Transcribe all of the data exactly. Omit the pictures.

Saved entries —
——

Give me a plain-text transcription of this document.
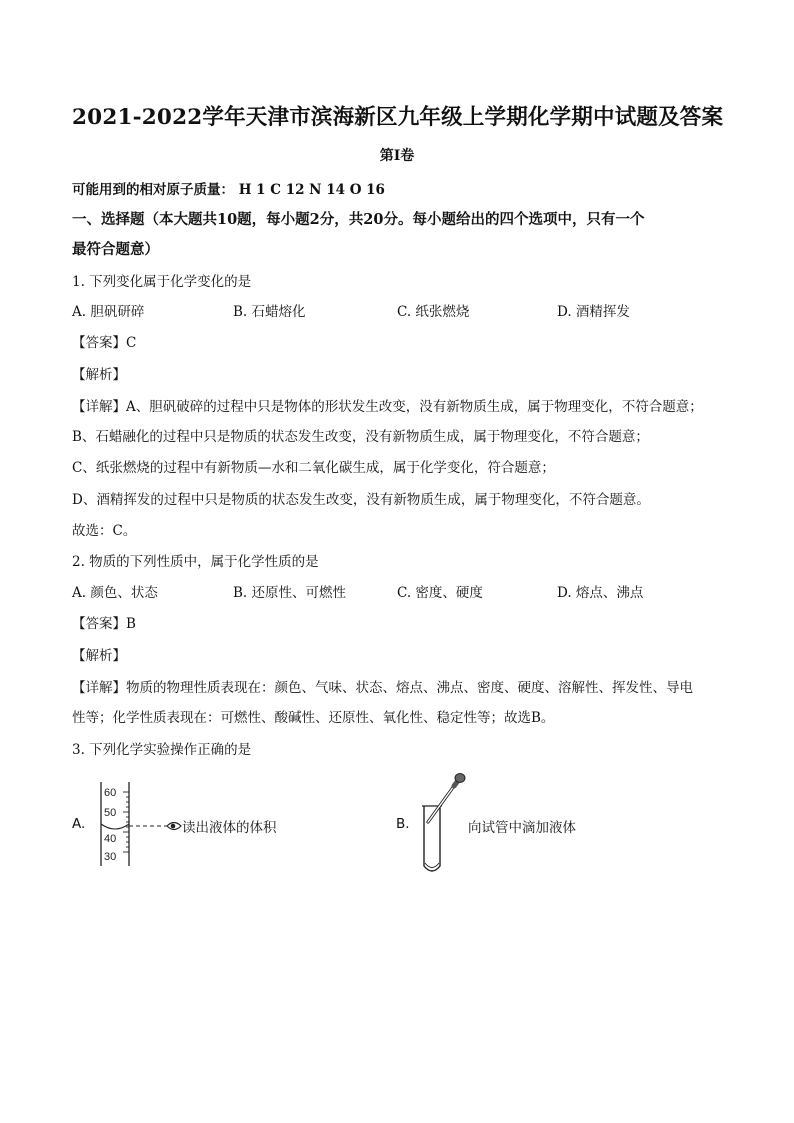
2021-2022学年天津市滨海新区九年级上学期化学期中试题及答案
第I卷
可能用到的相对原子质量： H 1 C 12 N 14 O 16
一、选择题（本大题共10题，每小题2分，共20分。每小题给出的四个选项中，只有一个
最符合题意）
1. 下列变化属于化学变化的是
A. 胆矾研碎	B. 石蜡熔化	C. 纸张燃烧	D. 酒精挥发
【答案】C
【解析】
【详解】A、胆矾破碎的过程中只是物体的形状发生改变，没有新物质生成，属于物理变化，不符合题意；
B、石蜡融化的过程中只是物质的状态发生改变，没有新物质生成，属于物理变化，不符合题意；
C、纸张燃烧的过程中有新物质—水和二氧化碳生成，属于化学变化，符合题意；
D、酒精挥发的过程中只是物质的状态发生改变，没有新物质生成，属于物理变化，不符合题意。
故选：C。
2. 物质的下列性质中，属于化学性质的是
A. 颜色、状态	B. 还原性、可燃性	C. 密度、硬度	D. 熔点、沸点
【答案】B
【解析】
【详解】物质的物理性质表现在：颜色、气味、状态、熔点、沸点、密度、硬度、溶解性、挥发性、导电
性等；化学性质表现在：可燃性、酸碱性、还原性、氧化性、稳定性等；故选B。
3. 下列化学实验操作正确的是
A.
60
50
40
30
读出液体的体积	B.	向试管中滴加液体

——

EXERCISE OUTPUT —
Give me a plain-text transcription of this document.
2021-2022学年天津市滨海新区九年级上学期化学期中试题及答案
第I卷
可能用到的相对原子质量： H 1 C 12 N 14 O 16
一、选择题（本大题共10题，每小题2分，共20分。每小题给出的四个选项中，只有一个
最符合题意）
1. 下列变化属于化学变化的是
A. 胆矾研碎	B. 石蜡熔化	C. 纸张燃烧	D. 酒精挥发
【答案】C
【解析】
【详解】A、胆矾破碎的过程中只是物体的形状发生改变，没有新物质生成，属于物理变化，不符合题意；
B、石蜡融化的过程中只是物质的状态发生改变，没有新物质生成，属于物理变化，不符合题意；
C、纸张燃烧的过程中有新物质—水和二氧化碳生成，属于化学变化，符合题意；
D、酒精挥发的过程中只是物质的状态发生改变，没有新物质生成，属于物理变化，不符合题意。
故选：C。
2. 物质的下列性质中，属于化学性质的是
A. 颜色、状态	B. 还原性、可燃性	C. 密度、硬度	D. 熔点、沸点
【答案】B
【解析】
【详解】物质的物理性质表现在：颜色、气味、状态、熔点、沸点、密度、硬度、溶解性、挥发性、导电
性等；化学性质表现在：可燃性、酸碱性、还原性、氧化性、稳定性等；故选B。
3. 下列化学实验操作正确的是
A.
60
50
40
30
读出液体的体积	B.	向试管中滴加液体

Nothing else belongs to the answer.